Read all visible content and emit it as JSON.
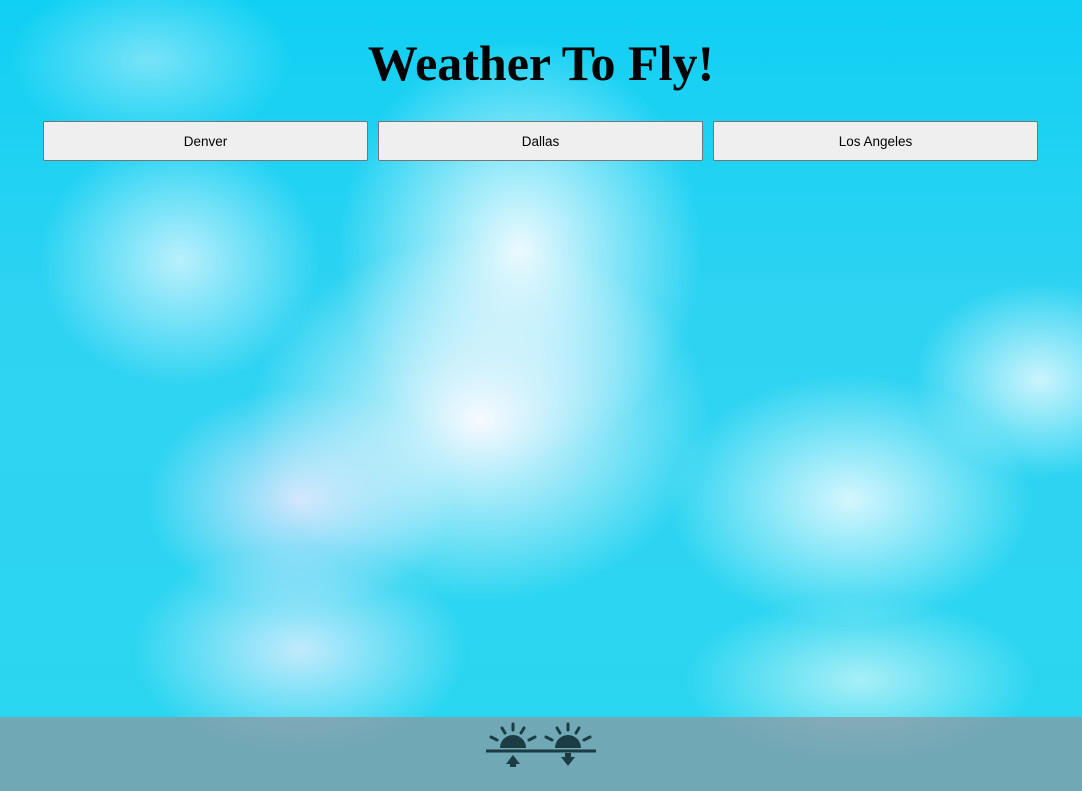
{
  "app": {
    "title": "Weather To Fly!"
  },
  "cities": [
    {
      "label": "Denver"
    },
    {
      "label": "Dallas"
    },
    {
      "label": "Los Angeles"
    }
  ],
  "footer": {
    "logo_icon": "sunrise-sunset-icon",
    "logo_color": "#1c3c44"
  },
  "colors": {
    "sky": "#00d6f7",
    "button_bg": "#efefef",
    "button_border": "#767676"
  }
}
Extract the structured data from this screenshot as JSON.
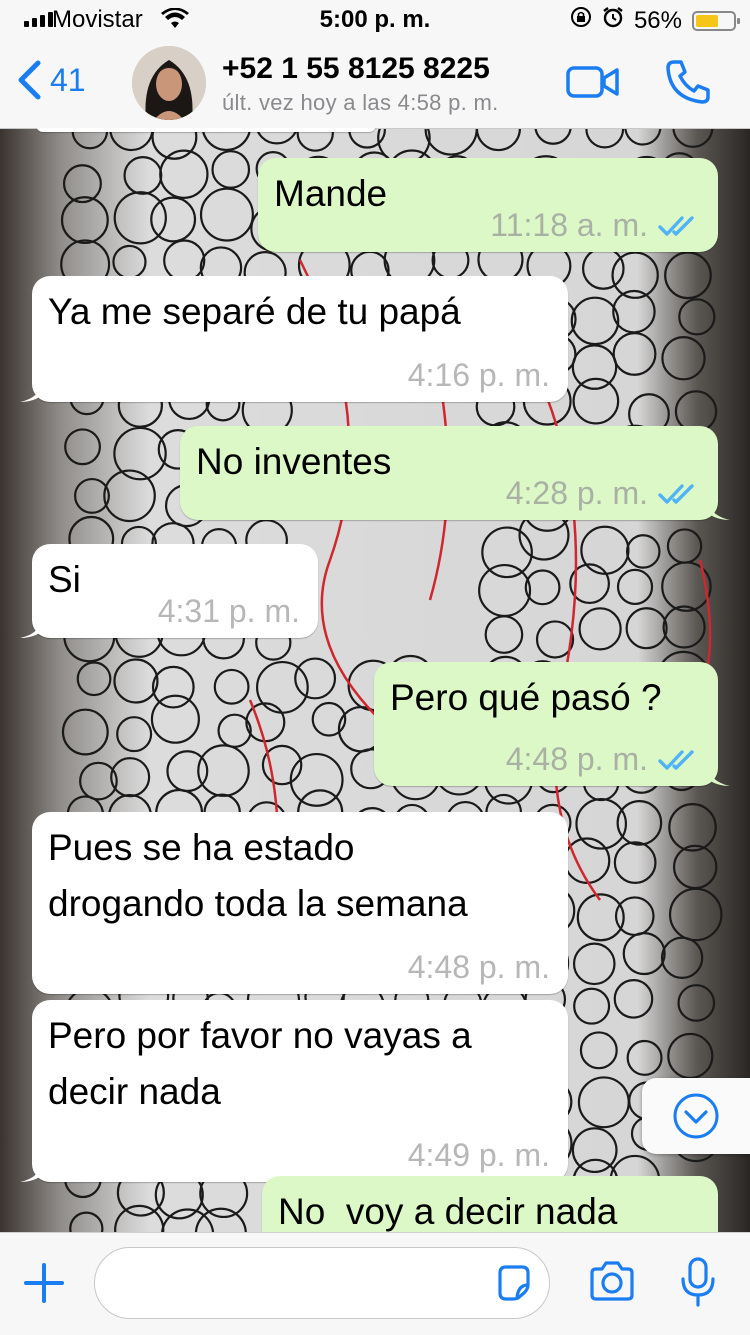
{
  "status_bar": {
    "carrier": "Movistar",
    "time": "5:00 p. m.",
    "battery": "56%"
  },
  "header": {
    "back_count": "41",
    "contact_name": "+52 1 55 8125 8225",
    "last_seen": "últ. vez hoy a las 4:58 p. m."
  },
  "messages": [
    {
      "direction": "out",
      "text": "Mande",
      "time": "11:18 a. m.",
      "read": true
    },
    {
      "direction": "in",
      "text": "Ya me separé de tu papá",
      "time": "4:16 p. m."
    },
    {
      "direction": "out",
      "text": "No inventes",
      "time": "4:28 p. m.",
      "read": true
    },
    {
      "direction": "in",
      "text": "Si",
      "time": "4:31 p. m."
    },
    {
      "direction": "out",
      "text": "Pero qué pasó ?",
      "time": "4:48 p. m.",
      "read": true
    },
    {
      "direction": "in",
      "text": "Pues se ha estado\ndrogando toda la semana",
      "time": "4:48 p. m."
    },
    {
      "direction": "in",
      "text": "Pero por favor no vayas a\ndecir nada",
      "time": "4:49 p. m."
    },
    {
      "direction": "out",
      "text": "No  voy a decir nada",
      "time": ""
    }
  ],
  "input": {
    "value": "",
    "placeholder": ""
  },
  "colors": {
    "accent": "#1a7ef2",
    "outgoing_bubble": "#dcf8c6",
    "incoming_bubble": "#ffffff",
    "read_ticks": "#4fb3f6"
  },
  "icons": [
    "signal-icon",
    "wifi-icon",
    "lock-rotation-icon",
    "alarm-icon",
    "battery-icon",
    "back-chevron-icon",
    "video-call-icon",
    "phone-icon",
    "read-ticks-icon",
    "scroll-down-icon",
    "plus-icon",
    "sticker-icon",
    "camera-icon",
    "microphone-icon"
  ]
}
# # # # # # #
◆ **Your objective**: Copy out each line that contains the word "time".

◆ **Result for this exercise**:
    "time": "5:00 p. m.",
      "time": "11:18 a. m.",
      "time": "4:16 p. m."
      "time": "4:28 p. m.",
      "time": "4:31 p. m."
      "time": "4:48 p. m.",
      "time": "4:48 p. m."
      "time": "4:49 p. m."
      "time": ""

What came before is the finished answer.